WHAT THE EXERCISE ASKS:
Locate every line in the rows that contains the string "quality" and copy each of those lines. Case counts.

LISTING:
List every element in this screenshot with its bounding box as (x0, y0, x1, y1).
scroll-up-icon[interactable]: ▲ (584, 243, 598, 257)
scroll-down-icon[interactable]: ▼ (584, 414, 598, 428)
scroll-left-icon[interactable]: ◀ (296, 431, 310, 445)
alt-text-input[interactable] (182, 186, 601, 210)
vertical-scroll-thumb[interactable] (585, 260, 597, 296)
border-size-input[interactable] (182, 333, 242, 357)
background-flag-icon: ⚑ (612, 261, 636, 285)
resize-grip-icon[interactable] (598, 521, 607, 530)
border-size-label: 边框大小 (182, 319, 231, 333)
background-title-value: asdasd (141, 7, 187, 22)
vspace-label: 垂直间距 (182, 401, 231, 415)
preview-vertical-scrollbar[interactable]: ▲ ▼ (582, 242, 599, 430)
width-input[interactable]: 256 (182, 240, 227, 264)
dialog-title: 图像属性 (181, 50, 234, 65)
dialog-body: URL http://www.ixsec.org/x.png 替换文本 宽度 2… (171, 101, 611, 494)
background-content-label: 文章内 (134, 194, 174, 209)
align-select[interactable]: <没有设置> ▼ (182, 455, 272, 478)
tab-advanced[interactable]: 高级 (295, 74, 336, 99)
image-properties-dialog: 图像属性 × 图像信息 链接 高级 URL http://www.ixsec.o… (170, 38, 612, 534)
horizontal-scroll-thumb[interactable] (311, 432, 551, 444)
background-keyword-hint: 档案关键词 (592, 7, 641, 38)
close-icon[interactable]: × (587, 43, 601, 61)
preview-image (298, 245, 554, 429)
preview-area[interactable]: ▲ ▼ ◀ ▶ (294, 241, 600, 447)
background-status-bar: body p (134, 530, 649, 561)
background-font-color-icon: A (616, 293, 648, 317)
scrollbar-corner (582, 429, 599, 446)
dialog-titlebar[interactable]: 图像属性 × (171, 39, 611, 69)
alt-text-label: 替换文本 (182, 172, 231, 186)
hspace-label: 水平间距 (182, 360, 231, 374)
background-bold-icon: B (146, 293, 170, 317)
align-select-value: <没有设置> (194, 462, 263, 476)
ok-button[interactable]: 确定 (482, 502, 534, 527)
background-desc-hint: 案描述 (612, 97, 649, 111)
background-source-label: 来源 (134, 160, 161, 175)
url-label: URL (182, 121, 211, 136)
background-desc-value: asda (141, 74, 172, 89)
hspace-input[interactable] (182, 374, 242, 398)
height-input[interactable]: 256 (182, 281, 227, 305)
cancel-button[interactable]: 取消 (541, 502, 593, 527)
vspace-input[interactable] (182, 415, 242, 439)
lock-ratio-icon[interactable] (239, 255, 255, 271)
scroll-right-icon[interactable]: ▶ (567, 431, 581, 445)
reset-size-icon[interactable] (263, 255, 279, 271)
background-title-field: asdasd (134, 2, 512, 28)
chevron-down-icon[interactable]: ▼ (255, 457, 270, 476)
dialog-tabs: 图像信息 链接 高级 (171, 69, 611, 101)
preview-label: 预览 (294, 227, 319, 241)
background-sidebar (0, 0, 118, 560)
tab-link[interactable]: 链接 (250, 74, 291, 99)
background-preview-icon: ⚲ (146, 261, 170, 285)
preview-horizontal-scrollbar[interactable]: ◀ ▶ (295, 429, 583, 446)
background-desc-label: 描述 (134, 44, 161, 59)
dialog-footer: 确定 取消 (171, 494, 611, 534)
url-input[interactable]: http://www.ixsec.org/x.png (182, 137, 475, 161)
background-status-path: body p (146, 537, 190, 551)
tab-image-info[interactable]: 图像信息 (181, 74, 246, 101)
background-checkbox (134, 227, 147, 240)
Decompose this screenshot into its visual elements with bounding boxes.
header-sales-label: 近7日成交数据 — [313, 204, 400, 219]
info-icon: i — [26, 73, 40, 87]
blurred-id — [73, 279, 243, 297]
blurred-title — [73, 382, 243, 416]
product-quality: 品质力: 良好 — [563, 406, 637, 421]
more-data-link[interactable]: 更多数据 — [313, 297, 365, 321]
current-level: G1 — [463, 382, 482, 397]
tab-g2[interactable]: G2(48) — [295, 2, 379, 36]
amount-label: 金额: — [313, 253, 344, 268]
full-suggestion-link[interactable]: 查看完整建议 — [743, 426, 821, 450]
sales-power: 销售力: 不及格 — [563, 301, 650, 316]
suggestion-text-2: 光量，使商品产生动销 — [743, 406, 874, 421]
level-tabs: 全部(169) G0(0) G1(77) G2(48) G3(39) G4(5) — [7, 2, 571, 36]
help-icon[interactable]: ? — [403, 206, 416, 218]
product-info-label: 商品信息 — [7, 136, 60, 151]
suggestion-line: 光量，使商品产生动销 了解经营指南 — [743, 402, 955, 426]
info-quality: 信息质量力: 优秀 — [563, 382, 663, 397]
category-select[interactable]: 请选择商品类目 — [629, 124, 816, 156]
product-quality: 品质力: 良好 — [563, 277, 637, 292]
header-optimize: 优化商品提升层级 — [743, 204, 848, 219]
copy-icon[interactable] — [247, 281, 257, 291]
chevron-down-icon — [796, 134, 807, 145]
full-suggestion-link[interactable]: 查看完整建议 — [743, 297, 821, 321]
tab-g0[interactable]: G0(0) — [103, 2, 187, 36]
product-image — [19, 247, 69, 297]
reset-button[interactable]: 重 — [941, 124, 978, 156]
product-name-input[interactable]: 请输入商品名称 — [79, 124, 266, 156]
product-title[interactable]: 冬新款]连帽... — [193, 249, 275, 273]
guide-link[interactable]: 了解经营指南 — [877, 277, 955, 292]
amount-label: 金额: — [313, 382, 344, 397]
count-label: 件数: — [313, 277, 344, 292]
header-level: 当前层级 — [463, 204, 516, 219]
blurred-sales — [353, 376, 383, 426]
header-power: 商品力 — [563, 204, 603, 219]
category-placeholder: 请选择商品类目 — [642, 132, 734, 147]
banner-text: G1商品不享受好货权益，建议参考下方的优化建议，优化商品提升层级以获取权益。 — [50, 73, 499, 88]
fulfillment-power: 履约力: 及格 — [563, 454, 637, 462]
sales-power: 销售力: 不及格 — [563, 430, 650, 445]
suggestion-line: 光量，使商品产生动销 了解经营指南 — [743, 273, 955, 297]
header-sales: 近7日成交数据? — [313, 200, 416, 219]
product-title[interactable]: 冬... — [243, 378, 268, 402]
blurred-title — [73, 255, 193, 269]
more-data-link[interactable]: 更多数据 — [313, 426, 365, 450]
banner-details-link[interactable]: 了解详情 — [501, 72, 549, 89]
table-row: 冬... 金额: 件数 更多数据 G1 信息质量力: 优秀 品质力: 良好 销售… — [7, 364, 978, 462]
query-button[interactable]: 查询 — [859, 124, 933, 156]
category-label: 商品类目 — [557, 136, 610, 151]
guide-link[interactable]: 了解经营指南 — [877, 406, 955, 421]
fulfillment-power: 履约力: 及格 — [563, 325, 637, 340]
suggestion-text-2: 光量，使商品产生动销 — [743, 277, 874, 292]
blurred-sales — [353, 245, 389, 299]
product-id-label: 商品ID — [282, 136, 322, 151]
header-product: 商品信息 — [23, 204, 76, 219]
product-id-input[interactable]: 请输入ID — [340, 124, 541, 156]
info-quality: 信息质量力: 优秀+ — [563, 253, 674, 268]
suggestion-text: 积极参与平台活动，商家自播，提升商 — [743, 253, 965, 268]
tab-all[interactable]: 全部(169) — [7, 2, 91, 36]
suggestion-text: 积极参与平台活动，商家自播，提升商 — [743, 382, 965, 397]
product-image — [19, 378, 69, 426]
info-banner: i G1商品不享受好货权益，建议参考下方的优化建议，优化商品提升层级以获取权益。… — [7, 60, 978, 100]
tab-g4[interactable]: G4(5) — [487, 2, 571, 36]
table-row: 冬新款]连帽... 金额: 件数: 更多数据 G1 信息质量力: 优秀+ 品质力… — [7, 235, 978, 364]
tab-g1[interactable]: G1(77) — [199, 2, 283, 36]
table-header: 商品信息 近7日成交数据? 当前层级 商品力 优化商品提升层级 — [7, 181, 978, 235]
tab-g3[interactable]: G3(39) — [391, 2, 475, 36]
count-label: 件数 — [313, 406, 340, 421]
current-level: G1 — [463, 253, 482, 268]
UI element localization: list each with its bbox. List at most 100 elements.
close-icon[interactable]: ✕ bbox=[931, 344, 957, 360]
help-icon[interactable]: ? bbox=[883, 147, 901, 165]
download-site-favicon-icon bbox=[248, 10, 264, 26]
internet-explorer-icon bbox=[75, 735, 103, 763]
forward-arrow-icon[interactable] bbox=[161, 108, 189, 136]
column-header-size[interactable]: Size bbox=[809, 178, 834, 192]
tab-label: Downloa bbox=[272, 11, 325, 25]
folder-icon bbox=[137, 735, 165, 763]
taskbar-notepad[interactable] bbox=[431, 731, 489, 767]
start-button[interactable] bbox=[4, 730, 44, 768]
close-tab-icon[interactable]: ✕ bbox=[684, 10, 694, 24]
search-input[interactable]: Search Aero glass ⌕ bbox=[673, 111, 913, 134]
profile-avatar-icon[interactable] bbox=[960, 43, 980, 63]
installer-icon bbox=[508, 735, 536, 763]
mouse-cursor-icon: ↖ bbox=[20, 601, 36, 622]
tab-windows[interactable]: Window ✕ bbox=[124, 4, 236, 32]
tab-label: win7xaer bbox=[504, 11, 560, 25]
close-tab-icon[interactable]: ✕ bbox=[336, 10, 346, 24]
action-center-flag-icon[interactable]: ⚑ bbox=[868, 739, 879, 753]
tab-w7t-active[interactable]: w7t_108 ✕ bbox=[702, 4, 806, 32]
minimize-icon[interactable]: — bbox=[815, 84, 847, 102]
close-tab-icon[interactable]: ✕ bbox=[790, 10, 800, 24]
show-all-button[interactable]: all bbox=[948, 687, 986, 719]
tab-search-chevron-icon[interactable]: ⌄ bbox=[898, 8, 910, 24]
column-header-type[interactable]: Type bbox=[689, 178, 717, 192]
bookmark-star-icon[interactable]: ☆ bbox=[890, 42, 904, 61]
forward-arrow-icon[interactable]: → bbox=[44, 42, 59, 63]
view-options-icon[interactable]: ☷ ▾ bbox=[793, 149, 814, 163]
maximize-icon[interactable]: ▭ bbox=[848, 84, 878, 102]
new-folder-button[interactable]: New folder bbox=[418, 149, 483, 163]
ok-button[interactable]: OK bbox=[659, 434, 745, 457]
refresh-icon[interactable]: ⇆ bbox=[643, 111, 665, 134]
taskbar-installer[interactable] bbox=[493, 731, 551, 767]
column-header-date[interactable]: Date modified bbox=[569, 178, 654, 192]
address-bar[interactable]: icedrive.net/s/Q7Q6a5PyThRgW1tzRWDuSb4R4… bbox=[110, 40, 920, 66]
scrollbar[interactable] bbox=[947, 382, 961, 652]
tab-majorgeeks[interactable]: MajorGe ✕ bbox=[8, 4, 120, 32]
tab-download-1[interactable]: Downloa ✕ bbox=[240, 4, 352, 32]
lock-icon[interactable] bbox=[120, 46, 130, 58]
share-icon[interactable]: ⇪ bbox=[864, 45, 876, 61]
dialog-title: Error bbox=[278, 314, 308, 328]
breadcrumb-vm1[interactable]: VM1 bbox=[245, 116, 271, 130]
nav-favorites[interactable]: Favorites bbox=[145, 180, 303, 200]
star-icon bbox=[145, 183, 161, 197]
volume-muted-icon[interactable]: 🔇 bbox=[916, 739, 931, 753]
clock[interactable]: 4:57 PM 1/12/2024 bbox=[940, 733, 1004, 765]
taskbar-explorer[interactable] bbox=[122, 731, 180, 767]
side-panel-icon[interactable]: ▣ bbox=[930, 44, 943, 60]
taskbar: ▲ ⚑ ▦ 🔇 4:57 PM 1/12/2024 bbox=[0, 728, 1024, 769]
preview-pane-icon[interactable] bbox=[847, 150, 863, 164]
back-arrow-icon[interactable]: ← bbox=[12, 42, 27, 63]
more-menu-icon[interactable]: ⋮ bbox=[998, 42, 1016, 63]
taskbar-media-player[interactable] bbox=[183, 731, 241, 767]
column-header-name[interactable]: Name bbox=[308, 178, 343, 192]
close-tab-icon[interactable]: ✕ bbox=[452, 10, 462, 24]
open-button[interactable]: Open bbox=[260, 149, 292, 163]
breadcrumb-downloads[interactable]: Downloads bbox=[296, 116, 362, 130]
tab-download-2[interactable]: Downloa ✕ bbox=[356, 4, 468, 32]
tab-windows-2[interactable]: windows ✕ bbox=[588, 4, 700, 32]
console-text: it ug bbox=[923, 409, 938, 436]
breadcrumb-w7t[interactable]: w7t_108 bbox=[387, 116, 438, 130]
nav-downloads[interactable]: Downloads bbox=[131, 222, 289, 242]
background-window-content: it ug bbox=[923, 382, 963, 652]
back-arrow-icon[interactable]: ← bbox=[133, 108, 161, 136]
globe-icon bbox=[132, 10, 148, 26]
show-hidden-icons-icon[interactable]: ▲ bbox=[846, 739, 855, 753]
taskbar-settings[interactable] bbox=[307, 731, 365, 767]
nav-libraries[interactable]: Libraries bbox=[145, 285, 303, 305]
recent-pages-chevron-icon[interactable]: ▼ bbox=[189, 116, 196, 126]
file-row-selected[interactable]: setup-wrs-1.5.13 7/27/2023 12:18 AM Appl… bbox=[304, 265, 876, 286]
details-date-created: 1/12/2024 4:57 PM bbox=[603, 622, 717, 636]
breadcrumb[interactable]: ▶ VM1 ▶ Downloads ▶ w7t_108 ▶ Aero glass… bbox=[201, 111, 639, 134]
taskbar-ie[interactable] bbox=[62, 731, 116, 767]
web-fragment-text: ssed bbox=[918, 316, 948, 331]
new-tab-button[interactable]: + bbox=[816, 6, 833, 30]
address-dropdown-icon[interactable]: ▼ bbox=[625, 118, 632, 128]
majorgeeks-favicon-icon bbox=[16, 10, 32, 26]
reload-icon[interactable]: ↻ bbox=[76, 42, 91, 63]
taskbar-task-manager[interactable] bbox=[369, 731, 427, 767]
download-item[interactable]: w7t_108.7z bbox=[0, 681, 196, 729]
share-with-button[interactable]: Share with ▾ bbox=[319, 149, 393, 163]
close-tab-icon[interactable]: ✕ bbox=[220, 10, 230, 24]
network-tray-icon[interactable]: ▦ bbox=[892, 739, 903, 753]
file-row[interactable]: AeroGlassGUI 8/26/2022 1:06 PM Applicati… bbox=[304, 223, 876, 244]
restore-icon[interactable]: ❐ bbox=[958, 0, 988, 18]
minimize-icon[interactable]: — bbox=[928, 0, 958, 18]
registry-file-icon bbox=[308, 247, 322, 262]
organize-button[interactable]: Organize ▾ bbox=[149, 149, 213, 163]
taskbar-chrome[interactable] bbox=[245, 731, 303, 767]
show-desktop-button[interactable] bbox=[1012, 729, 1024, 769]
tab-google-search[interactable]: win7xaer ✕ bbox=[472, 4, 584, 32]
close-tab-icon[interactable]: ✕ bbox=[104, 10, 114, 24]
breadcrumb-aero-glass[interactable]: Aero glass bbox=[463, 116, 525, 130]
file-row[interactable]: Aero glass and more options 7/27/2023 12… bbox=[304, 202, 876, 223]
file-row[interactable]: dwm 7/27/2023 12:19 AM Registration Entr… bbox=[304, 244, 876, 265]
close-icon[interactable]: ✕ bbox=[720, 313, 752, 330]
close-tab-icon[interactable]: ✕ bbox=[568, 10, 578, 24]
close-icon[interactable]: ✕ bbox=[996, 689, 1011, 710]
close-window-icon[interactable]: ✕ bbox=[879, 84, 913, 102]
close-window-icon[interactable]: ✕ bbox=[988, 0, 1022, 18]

CORRECT OUTPUT:
product-quality: 品质力: 良好 — [563, 406, 637, 421]
info-quality: 信息质量力: 优秀 — [563, 382, 663, 397]
product-quality: 品质力: 良好 — [563, 277, 637, 292]
info-quality: 信息质量力: 优秀+ — [563, 253, 674, 268]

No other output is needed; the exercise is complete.